WHAT TO WORK ON
Where does the string "color" appear? Copy every line of the entries below that holds it.

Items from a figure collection
###

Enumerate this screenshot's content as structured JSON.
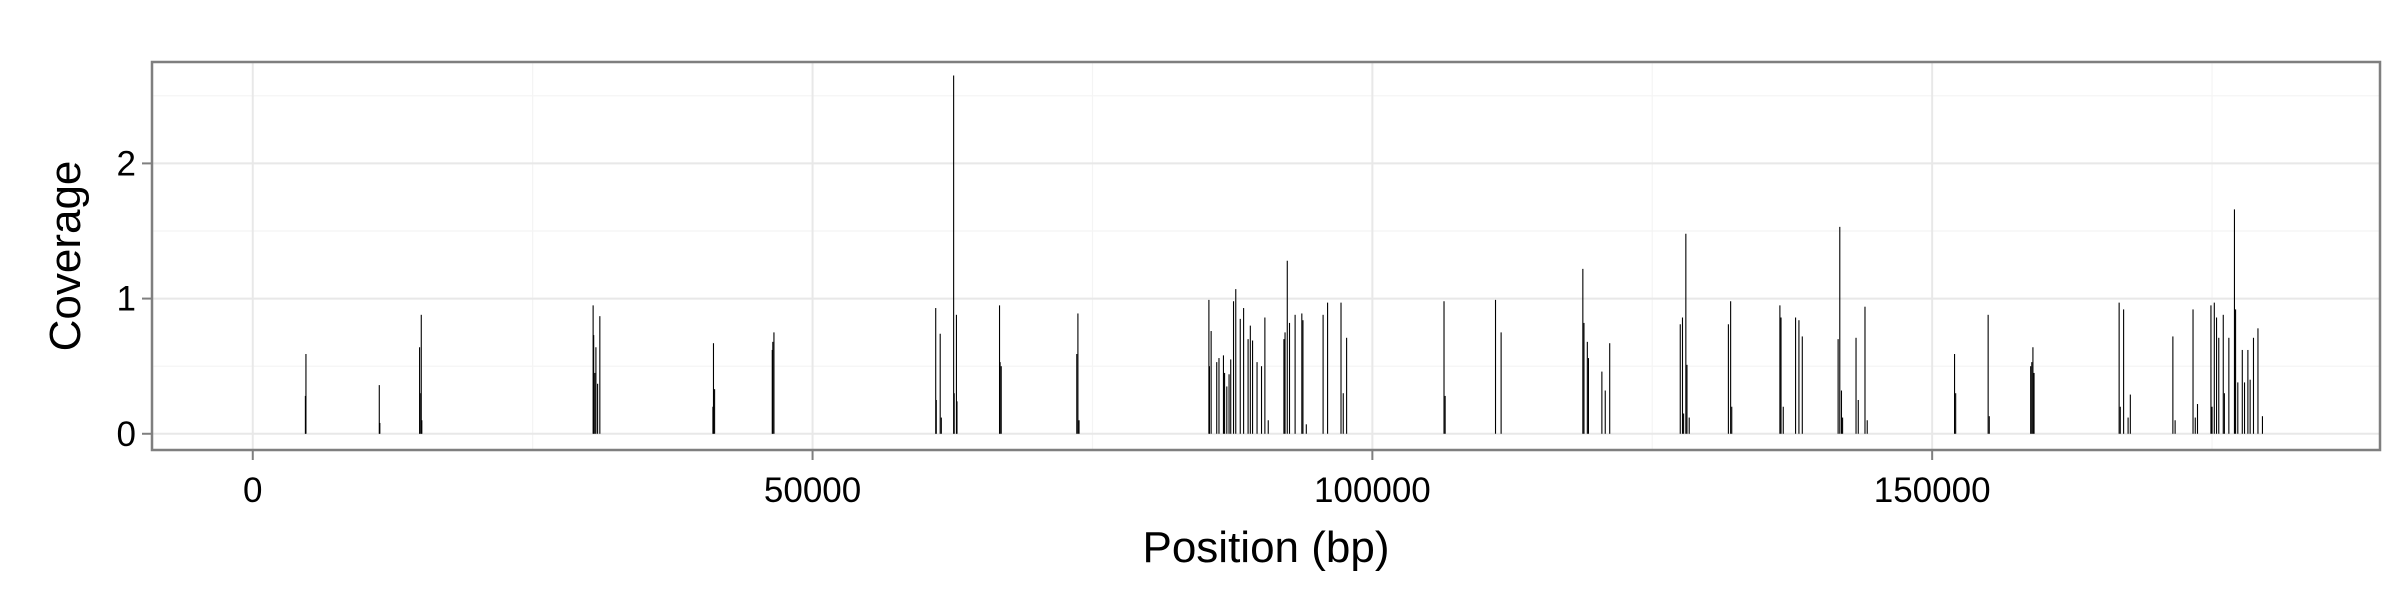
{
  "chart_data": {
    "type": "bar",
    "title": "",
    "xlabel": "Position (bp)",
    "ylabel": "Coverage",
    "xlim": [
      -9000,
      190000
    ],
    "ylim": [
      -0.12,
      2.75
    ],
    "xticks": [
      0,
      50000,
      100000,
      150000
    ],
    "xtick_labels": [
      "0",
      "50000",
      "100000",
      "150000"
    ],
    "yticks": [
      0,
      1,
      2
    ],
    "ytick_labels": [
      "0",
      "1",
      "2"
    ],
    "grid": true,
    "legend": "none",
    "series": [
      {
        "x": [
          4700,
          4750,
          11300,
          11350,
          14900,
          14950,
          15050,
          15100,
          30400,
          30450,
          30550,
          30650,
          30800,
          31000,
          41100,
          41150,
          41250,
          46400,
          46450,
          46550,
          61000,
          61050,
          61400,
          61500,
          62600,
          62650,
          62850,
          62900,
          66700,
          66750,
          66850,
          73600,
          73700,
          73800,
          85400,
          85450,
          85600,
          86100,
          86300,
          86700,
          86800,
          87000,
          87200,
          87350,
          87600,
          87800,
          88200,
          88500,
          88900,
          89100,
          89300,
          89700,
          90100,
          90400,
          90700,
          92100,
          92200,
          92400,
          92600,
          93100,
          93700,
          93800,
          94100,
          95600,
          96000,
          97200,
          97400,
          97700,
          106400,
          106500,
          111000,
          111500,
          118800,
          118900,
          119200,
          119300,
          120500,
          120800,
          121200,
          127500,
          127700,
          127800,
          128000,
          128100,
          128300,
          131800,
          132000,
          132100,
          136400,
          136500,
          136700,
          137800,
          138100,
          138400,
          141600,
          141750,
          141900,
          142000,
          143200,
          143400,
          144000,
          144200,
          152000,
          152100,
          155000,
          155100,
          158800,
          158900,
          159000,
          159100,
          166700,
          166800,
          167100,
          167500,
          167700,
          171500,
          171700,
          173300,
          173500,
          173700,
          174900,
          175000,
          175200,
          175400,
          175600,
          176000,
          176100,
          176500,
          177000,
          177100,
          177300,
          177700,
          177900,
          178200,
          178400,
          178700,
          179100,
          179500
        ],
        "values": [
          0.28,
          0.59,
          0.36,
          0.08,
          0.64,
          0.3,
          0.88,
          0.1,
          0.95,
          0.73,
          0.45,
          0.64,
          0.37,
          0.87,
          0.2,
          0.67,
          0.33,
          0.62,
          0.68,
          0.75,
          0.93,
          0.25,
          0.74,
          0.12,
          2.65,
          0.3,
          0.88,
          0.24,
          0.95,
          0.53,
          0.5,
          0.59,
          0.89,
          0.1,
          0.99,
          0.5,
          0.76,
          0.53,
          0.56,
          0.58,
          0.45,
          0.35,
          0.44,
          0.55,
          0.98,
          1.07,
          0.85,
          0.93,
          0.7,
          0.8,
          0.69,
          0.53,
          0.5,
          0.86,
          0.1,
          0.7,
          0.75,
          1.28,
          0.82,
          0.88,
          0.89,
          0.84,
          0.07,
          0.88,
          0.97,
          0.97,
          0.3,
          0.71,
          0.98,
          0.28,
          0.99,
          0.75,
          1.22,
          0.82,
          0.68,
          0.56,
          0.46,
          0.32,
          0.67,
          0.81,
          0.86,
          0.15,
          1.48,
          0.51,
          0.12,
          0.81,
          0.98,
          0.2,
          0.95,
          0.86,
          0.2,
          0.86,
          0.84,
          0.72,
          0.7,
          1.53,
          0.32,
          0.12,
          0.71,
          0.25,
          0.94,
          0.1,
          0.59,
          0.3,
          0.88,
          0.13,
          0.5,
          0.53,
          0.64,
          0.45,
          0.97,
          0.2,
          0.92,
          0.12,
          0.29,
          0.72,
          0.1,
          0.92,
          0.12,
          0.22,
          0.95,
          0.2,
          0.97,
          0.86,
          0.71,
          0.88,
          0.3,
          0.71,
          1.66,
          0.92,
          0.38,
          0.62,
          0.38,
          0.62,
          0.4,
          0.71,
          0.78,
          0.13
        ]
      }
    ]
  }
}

###

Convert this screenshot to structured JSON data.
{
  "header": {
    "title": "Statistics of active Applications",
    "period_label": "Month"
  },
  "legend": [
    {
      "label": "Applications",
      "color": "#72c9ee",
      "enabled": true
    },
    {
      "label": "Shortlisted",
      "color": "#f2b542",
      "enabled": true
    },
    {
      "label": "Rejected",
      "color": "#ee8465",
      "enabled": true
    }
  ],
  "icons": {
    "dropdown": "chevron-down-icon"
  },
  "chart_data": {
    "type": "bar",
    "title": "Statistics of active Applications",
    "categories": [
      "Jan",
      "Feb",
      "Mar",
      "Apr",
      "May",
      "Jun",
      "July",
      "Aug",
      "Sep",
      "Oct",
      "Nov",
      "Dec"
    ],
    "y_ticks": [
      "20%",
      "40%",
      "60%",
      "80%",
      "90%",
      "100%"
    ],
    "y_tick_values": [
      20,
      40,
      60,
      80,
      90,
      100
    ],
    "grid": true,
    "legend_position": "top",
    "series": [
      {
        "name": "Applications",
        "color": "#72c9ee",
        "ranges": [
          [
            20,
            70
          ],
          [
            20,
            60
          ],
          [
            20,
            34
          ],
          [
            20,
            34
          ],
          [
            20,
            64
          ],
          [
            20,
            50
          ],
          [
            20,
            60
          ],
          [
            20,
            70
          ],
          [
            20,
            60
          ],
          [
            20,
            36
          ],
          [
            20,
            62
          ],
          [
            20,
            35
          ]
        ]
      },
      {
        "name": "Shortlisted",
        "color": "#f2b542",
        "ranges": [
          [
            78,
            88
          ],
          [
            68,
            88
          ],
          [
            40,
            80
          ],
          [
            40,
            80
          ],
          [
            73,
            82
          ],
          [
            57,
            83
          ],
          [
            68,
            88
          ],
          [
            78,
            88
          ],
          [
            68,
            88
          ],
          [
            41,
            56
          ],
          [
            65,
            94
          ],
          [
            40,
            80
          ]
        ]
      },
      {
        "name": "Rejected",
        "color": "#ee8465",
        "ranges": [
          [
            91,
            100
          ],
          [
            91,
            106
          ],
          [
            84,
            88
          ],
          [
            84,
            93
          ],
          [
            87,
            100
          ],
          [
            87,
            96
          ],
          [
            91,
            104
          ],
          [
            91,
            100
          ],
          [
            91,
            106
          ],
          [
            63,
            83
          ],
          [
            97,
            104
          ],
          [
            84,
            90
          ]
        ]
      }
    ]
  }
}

###

EXERCISE RESULT
      "color": "#72c9ee",
      "color": "#f2b542",
      "color": "#ee8465",
        "color": "#72c9ee",
        "color": "#f2b542",
        "color": "#ee8465",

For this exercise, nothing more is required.